**CHALLENGE**
Lines containing the word "title" should be extracted in full.

[Data entries]
—————

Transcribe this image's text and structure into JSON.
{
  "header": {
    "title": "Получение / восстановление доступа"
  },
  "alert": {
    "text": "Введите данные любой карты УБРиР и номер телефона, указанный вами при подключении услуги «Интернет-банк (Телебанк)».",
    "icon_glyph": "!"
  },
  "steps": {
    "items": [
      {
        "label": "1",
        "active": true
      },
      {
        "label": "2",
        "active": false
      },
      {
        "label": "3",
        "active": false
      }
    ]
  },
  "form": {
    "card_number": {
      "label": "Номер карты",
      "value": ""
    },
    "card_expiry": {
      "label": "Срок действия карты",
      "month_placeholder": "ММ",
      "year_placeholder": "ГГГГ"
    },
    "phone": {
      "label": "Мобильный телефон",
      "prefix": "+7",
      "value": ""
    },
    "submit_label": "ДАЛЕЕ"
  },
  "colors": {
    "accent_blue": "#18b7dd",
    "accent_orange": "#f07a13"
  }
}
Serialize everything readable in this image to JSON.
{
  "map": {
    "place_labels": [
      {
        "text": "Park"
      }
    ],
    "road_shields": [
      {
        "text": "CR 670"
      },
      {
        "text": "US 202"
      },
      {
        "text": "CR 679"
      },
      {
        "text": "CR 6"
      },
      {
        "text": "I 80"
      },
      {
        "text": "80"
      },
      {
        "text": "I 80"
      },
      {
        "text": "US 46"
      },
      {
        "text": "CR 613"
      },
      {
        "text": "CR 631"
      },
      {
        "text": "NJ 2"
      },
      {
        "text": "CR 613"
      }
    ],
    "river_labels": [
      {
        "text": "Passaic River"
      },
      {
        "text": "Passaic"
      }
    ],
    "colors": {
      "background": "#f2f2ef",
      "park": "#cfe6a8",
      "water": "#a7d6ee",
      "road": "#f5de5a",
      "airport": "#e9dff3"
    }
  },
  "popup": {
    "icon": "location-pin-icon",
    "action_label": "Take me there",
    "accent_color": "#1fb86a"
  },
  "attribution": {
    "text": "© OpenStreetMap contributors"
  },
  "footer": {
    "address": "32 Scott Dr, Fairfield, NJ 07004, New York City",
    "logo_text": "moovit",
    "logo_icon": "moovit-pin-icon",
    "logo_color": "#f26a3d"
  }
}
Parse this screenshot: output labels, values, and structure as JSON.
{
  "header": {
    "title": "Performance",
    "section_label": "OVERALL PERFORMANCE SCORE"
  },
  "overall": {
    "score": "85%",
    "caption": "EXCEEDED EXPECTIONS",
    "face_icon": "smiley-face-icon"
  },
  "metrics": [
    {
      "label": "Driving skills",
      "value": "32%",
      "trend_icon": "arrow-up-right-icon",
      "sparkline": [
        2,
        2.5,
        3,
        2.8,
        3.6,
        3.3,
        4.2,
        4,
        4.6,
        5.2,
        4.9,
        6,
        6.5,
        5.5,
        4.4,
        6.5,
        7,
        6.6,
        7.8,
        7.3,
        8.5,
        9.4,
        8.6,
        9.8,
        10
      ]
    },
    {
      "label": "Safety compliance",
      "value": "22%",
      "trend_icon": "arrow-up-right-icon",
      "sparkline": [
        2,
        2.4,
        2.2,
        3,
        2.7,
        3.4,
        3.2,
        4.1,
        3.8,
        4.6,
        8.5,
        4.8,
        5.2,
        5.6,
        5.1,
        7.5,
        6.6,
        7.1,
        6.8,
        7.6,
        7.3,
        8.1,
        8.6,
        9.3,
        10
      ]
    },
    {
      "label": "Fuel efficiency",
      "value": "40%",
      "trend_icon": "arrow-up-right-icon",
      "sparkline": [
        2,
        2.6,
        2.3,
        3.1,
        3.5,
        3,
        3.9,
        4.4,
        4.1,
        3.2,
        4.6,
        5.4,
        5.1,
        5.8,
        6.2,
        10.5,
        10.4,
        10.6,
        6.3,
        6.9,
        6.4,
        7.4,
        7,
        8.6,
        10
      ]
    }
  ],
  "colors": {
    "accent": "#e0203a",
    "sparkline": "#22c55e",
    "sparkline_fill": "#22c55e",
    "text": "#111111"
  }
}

—————

**WRITTEN RESPONSE**
    "title": "Получение / восстановление доступа"
    "title": "Performance",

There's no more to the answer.